→ Stated exercise
From the listing below, pull out all lines with "text" in them.

··· Available records

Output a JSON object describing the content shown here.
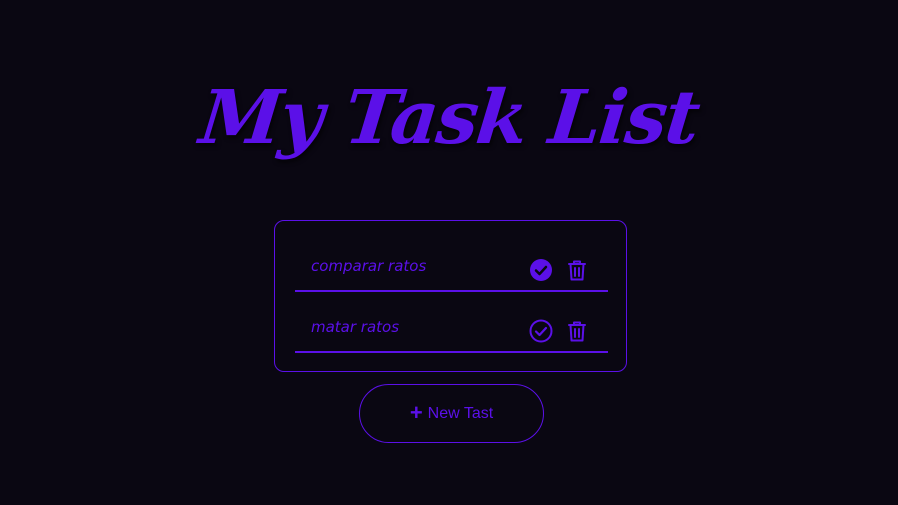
{
  "title": "My Task List",
  "colors": {
    "accent": "#5b10e8",
    "background": "#0a0712"
  },
  "tasks": [
    {
      "text": "comparar ratos",
      "completed": true
    },
    {
      "text": "matar ratos",
      "completed": false
    }
  ],
  "new_task": {
    "label": "New Tast",
    "icon": "plus-icon"
  },
  "icons": {
    "complete": "check-circle-icon",
    "delete": "trash-icon"
  }
}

······

→ Answer in full
      "text": "comparar ratos",
      "text": "matar ratos",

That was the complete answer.